═══ Text

For the plot creation we will choose a stacked bar chart, since we have discrete values (number of occurrences) combined with categorical values (Strongly disagree-Strongly agree) and nominal values (Music, Dance, Folk, Opera, etc.)

For this we will transform the dataframe into a long format using tidyr

df_long <- tidyr::gather(df, Answer, Occurrences, -Question)
df_long

Now we want also to calculate the percentages of each response from each Category

# Calculate percentages
df_long <- transform(df_long, Percentage = Occurrences / tapply(Occurrences, Question, sum)[Question] * 100)

# Reorder the levels for Answer column
df_long$Answer <- factor(df_long$Answer, levels = c("Strongly_agree", "Agree", "Neutral", "Disagree", "Strongly_disagree"))

df_long

And now we will create the wanted stacked bar chart

# Horizontal Stacked Bar Chart
stacked_music_field <- ggplot(df_long, aes(x = Percentage, y = Question, fill = Answer, text = paste("Answer: ", Answer, "<br>Occurrences: ", Occurrences, "<br>Percentage: ", Percentage, "%"))) +
  geom_bar(stat = "identity") +
  geom_text(aes(label = ifelse(Percentage < 3, "", paste0(round(Percentage, 1), "%"))),
            position = position_stack(vjust = 0.5), color = "blue", size = 3.5) +
  geom_text(aes(label = Occurrences), size = 0, alpha = 0) +  # Add hidden Occurrences
  labs(x = "Percentage", y = "Category") +
  theme_minimal() +
  theme(plot.title = element_text(hjust = 0.5)) +
  ggtitle("How much people enjoy the following Categories?")+
  scale_fill_manual(name = "Scale", values = c("seagreen4", "green", "grey", "chocolate1", "tomato2"), labels = c("Strongly disagree", "Disagree", "Neutral", "Agree", "Strongly agree"))

# Convert ggplot to a plotly plot
stacked_music_field <- ggplotly(stacked_music_field, tooltip = "text")

══════

### Jobs:
**A.** According to the text, which package is used to transform the dataframe into a long format?
**B.** Transcribe the text between "For the plot" and "Answer, Occurrences, -Question)", inclusive.

═══ Supplied records

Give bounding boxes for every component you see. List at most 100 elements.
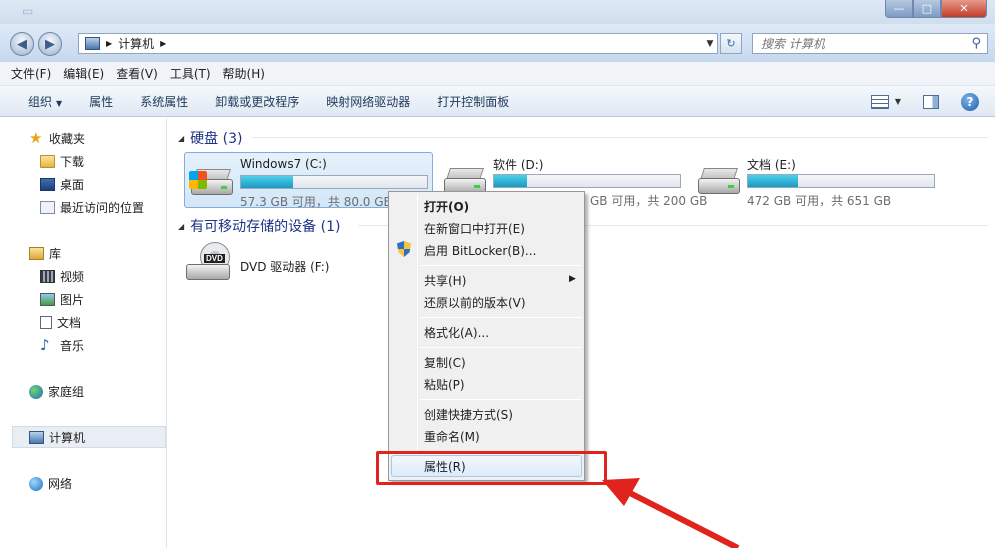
sidebar-label: 桌面	[60, 178, 85, 192]
sidebar-label: 最近访问的位置	[60, 201, 145, 215]
sidebar-item-recent[interactable]: 最近访问的位置	[40, 199, 144, 216]
menu-gutter	[417, 194, 418, 478]
breadcrumb-separator-icon: ▶	[106, 39, 113, 48]
uninstall-program-button[interactable]: 卸载或更改程序	[215, 93, 299, 110]
video-icon	[40, 270, 55, 283]
forward-arrow-icon: ▶	[45, 36, 55, 52]
sidebar-item-videos[interactable]: 视频	[40, 268, 84, 285]
menu-item-share[interactable]: 共享(H)	[424, 272, 466, 289]
drive-usage-bar	[240, 175, 428, 189]
system-properties-button[interactable]: 系统属性	[140, 93, 188, 110]
menu-help[interactable]: 帮助(H)	[223, 65, 265, 82]
sidebar-item-desktop[interactable]: 桌面	[40, 176, 84, 193]
back-button[interactable]: ◀	[10, 32, 34, 56]
forward-button[interactable]: ▶	[38, 32, 62, 56]
preview-pane-icon[interactable]	[923, 94, 939, 109]
menu-item-format[interactable]: 格式化(A)...	[424, 324, 489, 341]
properties-button[interactable]: 属性	[89, 93, 113, 110]
chevron-down-icon: ▼	[56, 98, 63, 108]
group-title: 硬盘 (3)	[190, 131, 243, 147]
menu-file[interactable]: 文件(F)	[11, 65, 51, 82]
menu-item-copy[interactable]: 复制(C)	[424, 354, 466, 371]
star-icon: ★	[29, 129, 43, 147]
library-icon	[29, 247, 44, 260]
sidebar-label: 文档	[57, 316, 82, 330]
sidebar-item-homegroup[interactable]: 家庭组	[29, 383, 84, 400]
sidebar-item-libraries[interactable]: 库	[29, 245, 61, 262]
hard-drive-icon	[696, 164, 742, 198]
recent-places-icon	[40, 201, 55, 214]
search-box[interactable]: ⚲	[752, 33, 988, 54]
dvd-drive-icon[interactable]: DVD	[186, 242, 232, 288]
sidebar-item-pictures[interactable]: 图片	[40, 291, 84, 308]
menu-item-open-new-window[interactable]: 在新窗口中打开(E)	[424, 220, 525, 237]
menu-item-paste[interactable]: 粘贴(P)	[424, 376, 465, 393]
sidebar-label: 家庭组	[48, 385, 85, 399]
search-input[interactable]	[761, 36, 961, 51]
search-icon[interactable]: ⚲	[971, 36, 981, 51]
sidebar-label: 图片	[60, 293, 85, 307]
drive-usage-bar	[747, 174, 935, 188]
collapse-triangle-icon[interactable]: ◢	[178, 222, 184, 231]
shield-icon	[397, 241, 411, 257]
sidebar-label: 收藏夹	[49, 132, 86, 146]
sidebar-item-network[interactable]: 网络	[29, 475, 72, 492]
menu-edit[interactable]: 编辑(E)	[63, 65, 104, 82]
window-controls: — □ ✕	[885, 0, 987, 18]
map-network-drive-button[interactable]: 映射网络驱动器	[326, 93, 410, 110]
group-divider	[252, 137, 988, 138]
sidebar-item-music[interactable]: ♪ 音乐	[40, 337, 84, 354]
back-arrow-icon: ◀	[17, 36, 27, 52]
view-options-icon[interactable]: ▼	[895, 97, 901, 106]
group-hard-disks[interactable]: ◢ 硬盘 (3)	[178, 128, 242, 148]
computer-icon	[29, 431, 44, 444]
organize-label: 组织	[28, 94, 53, 109]
sidebar-item-documents[interactable]: 文档	[40, 314, 81, 331]
drive-name: 软件 (D:)	[493, 158, 544, 172]
address-input[interactable]: ▶ 计算机 ▶	[78, 33, 718, 54]
sidebar-label: 视频	[60, 270, 85, 284]
change-view-icon[interactable]	[870, 94, 889, 109]
context-menu: 打开(O) 在新窗口中打开(E) 启用 BitLocker(B)... 共享(H…	[388, 191, 585, 481]
submenu-arrow-icon: ▶	[569, 274, 576, 284]
sidebar-item-computer[interactable]: 计算机	[29, 429, 85, 446]
menu-tools[interactable]: 工具(T)	[170, 65, 211, 82]
sidebar-item-favorites[interactable]: ★ 收藏夹	[29, 130, 85, 147]
menu-separator	[420, 265, 582, 266]
close-button[interactable]: ✕	[941, 0, 987, 18]
menu-item-create-shortcut[interactable]: 创建快捷方式(S)	[424, 406, 513, 423]
maximize-button[interactable]: □	[913, 0, 941, 18]
organize-button[interactable]: 组织 ▼	[28, 93, 62, 110]
sidebar-label: 音乐	[60, 339, 85, 353]
breadcrumb-chevron-icon[interactable]: ▶	[160, 39, 166, 48]
menu-item-rename[interactable]: 重命名(M)	[424, 428, 480, 445]
drive-e[interactable]: 文档 (E:) 472 GB 可用，共 651 GB	[692, 152, 942, 208]
view-controls: ▼ ?	[870, 86, 995, 117]
menu-separator	[420, 317, 582, 318]
address-dropdown-icon[interactable]: ▼	[702, 33, 718, 54]
help-icon[interactable]: ?	[961, 92, 979, 111]
drive-space-info: GB 可用，共 200 GB	[590, 194, 708, 208]
address-bar: ◀ ▶ ▶ 计算机 ▶ ▼ ↻ ⚲	[0, 24, 995, 62]
minimize-button[interactable]: —	[885, 0, 913, 18]
command-bar: 组织 ▼ 属性 系统属性 卸载或更改程序 映射网络驱动器 打开控制面板 ▼ ?	[0, 86, 995, 117]
sidebar-label: 库	[49, 247, 62, 261]
windows-logo-icon	[189, 171, 207, 189]
dvd-drive-name[interactable]: DVD 驱动器 (F:)	[240, 258, 330, 275]
menu-item-open[interactable]: 打开(O)	[424, 198, 469, 215]
menu-view[interactable]: 查看(V)	[116, 65, 158, 82]
homegroup-icon	[29, 384, 43, 399]
drive-name: Windows7 (C:)	[240, 157, 327, 171]
drive-usage-bar	[493, 174, 681, 188]
network-icon	[29, 476, 43, 491]
group-removable[interactable]: ◢ 有可移动存储的设备 (1)	[178, 216, 340, 236]
collapse-triangle-icon[interactable]: ◢	[178, 134, 184, 143]
menu-item-bitlocker[interactable]: 启用 BitLocker(B)...	[424, 242, 536, 259]
sidebar-item-downloads[interactable]: 下载	[40, 153, 84, 170]
open-control-panel-button[interactable]: 打开控制面板	[437, 93, 509, 110]
breadcrumb-computer[interactable]: 计算机	[118, 35, 154, 52]
title-bar: ▭ — □ ✕	[0, 0, 995, 24]
menu-item-restore-versions[interactable]: 还原以前的版本(V)	[424, 294, 526, 311]
sidebar-label: 网络	[48, 477, 73, 491]
refresh-button[interactable]: ↻	[720, 33, 742, 54]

══════

### Answer set:
**A.** tidyr

**B.**
For the plot creation we will choose a stacked bar chart, since we have discrete values (number of occurrences) combined with categorical values (Strongly disagree-Strongly agree) and nominal values (Music, Dance, Folk, Opera, etc.)

For this we will transform the dataframe into a long format using tidyr

df_long <- tidyr::gather(df, Answer, Occurrences, -Question)